[Dataset items]
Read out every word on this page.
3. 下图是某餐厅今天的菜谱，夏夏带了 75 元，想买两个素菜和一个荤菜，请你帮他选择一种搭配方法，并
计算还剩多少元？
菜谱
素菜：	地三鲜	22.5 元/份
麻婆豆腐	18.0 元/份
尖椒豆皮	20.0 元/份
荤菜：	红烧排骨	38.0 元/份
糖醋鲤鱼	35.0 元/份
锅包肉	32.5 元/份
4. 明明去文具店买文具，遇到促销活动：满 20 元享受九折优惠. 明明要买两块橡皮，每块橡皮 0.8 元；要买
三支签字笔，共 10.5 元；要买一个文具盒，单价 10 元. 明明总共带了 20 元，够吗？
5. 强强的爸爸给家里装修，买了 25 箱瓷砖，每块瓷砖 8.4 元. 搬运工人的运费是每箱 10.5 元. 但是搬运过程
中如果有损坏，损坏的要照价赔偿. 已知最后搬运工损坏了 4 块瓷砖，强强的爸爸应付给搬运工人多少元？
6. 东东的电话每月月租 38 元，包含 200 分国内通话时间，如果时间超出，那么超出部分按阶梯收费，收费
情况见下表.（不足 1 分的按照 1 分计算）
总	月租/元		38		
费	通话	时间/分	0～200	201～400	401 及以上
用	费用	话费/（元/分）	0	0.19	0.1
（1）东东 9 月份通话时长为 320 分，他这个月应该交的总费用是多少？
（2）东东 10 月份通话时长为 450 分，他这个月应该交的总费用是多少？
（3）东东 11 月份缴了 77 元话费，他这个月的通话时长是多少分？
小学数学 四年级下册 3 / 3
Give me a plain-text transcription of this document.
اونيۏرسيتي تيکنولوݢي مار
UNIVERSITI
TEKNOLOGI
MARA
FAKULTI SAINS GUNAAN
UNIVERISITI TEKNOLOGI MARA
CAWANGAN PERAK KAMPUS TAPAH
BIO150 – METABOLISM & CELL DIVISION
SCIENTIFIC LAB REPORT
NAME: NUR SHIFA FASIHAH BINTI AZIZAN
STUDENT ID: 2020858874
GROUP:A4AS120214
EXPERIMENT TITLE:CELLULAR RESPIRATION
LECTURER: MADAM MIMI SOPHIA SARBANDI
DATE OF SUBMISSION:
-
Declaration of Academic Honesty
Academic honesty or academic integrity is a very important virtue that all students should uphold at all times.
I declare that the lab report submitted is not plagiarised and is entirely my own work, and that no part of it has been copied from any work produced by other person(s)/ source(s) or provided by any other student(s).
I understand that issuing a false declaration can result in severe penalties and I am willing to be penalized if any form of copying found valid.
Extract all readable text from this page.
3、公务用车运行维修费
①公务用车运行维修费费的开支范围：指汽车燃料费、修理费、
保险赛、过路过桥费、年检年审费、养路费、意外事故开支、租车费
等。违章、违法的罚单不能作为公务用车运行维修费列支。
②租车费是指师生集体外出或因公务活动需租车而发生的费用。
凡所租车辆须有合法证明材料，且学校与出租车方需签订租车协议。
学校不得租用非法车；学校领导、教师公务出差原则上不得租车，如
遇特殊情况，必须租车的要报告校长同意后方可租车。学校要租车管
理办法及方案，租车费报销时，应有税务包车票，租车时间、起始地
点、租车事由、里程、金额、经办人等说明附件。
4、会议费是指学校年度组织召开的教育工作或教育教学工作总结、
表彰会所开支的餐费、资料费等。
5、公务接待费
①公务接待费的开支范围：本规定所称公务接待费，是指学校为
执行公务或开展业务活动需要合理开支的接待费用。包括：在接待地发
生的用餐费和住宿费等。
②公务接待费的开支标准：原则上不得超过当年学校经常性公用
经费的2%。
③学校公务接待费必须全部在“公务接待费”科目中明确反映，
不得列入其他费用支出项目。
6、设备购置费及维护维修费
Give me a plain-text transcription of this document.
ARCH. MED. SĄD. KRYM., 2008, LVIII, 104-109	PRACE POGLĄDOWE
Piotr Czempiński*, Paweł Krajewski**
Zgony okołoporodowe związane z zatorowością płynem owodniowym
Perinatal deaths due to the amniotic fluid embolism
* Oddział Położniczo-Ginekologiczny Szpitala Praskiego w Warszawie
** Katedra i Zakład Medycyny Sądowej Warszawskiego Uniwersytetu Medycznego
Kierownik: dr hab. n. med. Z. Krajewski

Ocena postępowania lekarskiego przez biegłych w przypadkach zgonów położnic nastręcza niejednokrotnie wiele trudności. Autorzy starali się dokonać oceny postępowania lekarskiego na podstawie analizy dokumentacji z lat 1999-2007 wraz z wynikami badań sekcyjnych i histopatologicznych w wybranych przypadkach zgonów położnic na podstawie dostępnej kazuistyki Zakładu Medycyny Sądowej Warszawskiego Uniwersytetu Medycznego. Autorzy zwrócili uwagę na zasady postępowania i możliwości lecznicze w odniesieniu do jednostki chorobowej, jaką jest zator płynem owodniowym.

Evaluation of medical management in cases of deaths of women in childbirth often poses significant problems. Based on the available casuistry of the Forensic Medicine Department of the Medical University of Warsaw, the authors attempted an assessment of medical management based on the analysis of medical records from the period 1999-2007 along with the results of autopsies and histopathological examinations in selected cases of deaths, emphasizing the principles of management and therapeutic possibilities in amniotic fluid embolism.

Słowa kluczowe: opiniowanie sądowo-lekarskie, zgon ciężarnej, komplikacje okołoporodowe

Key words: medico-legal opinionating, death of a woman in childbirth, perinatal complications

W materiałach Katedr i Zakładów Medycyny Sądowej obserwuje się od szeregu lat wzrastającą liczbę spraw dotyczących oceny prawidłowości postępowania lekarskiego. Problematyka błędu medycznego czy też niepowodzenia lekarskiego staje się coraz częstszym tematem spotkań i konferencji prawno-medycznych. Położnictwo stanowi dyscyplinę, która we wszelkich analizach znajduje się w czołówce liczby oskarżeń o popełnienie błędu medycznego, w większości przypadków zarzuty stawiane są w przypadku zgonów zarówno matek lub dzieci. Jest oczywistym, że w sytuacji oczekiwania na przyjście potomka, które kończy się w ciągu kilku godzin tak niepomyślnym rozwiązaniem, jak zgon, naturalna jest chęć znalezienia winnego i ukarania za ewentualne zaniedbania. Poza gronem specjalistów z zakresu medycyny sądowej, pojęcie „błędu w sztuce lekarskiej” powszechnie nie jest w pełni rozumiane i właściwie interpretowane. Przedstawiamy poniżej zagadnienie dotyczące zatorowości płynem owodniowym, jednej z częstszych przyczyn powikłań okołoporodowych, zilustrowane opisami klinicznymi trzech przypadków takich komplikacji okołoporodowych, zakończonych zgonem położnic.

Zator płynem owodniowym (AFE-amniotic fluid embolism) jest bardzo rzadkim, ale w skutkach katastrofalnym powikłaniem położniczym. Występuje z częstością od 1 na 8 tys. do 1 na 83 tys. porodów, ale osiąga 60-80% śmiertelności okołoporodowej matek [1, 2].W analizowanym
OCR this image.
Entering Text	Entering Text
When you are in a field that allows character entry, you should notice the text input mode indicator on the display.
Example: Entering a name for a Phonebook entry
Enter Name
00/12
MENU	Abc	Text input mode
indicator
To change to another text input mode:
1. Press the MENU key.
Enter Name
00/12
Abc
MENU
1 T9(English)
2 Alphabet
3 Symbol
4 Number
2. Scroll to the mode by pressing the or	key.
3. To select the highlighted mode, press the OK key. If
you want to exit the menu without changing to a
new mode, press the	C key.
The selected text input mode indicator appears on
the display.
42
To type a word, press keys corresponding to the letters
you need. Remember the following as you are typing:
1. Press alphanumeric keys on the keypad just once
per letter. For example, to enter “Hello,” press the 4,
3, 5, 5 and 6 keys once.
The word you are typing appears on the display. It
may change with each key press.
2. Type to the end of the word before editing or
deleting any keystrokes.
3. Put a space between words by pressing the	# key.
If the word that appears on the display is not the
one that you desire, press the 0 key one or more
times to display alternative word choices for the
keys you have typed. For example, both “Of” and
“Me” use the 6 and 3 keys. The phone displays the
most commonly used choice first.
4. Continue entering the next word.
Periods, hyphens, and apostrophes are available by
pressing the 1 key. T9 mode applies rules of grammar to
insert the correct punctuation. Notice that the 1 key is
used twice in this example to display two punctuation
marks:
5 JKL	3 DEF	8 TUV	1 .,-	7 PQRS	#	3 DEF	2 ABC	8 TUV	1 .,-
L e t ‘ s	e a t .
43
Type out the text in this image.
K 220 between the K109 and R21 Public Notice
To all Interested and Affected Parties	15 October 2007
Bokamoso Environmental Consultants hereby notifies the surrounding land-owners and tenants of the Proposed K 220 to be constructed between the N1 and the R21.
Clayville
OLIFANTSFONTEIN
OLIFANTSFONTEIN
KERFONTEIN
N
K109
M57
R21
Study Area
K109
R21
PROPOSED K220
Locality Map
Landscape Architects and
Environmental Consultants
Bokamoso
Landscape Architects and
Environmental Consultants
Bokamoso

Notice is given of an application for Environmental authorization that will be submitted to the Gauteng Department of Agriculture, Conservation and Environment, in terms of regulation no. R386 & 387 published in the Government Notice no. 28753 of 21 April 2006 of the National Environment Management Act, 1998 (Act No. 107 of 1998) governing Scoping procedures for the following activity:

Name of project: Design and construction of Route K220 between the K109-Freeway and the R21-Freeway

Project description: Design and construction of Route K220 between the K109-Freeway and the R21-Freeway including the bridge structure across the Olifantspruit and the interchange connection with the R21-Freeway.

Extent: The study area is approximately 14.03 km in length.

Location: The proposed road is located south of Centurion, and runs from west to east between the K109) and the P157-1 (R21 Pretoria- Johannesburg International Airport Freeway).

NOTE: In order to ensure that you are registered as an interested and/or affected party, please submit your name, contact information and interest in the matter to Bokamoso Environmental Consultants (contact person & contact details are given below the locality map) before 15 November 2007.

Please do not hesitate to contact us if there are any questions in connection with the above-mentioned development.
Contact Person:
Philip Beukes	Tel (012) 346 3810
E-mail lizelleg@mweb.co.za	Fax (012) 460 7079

▶ [Task statement]:
Track down every line holding the string "lekarskiego" and copy it.

▶ [Answer below]:
Ocena postępowania lekarskiego przez biegłych w przypadkach zgonów położnic nastręcza niejednokrotnie wiele trudności. Autorzy starali się dokonać oceny postępowania lekarskiego na podstawie analizy dokumentacji z lat 1999-2007 wraz z wynikami badań sekcyjnych i histopatologicznych w wybranych przypadkach zgonów położnic na podstawie dostępnej kazuistyki Zakładu Medycyny Sądowej Warszawskiego Uniwersytetu Medycznego. Autorzy zwrócili uwagę na zasady postępowania i możliwości lecznicze w odniesieniu do jednostki chorobowej, jaką jest zator płynem owodniowym.
W materiałach Katedr i Zakładów Medycyny Sądowej obserwuje się od szeregu lat wzrastającą liczbę spraw dotyczących oceny prawidłowości postępowania lekarskiego. Problematyka błędu medycznego czy też niepowodzenia lekarskiego staje się coraz częstszym tematem spotkań i konferencji prawno-medycznych. Położnictwo stanowi dyscyplinę, która we wszelkich analizach znajduje się w czołówce liczby oskarżeń o popełnienie błędu medycznego, w większości przypadków zarzuty stawiane są w przypadku zgonów zarówno matek lub dzieci. Jest oczywistym, że w sytuacji oczekiwania na przyjście potomka, które kończy się w ciągu kilku godzin tak niepomyślnym rozwiązaniem, jak zgon, naturalna jest chęć znalezienia winnego i ukarania za ewentualne zaniedbania. Poza gronem specjalistów z zakresu medycyny sądowej, pojęcie „błędu w sztuce lekarskiej” powszechnie nie jest w pełni rozumiane i właściwie interpretowane. Przedstawiamy poniżej zagadnienie dotyczące zatorowości płynem owodniowym, jednej z częstszych przyczyn powikłań okołoporodowych, zilustrowane opisami klinicznymi trzech przypadków takich komplikacji okołoporodowych, zakończonych zgonem położnic.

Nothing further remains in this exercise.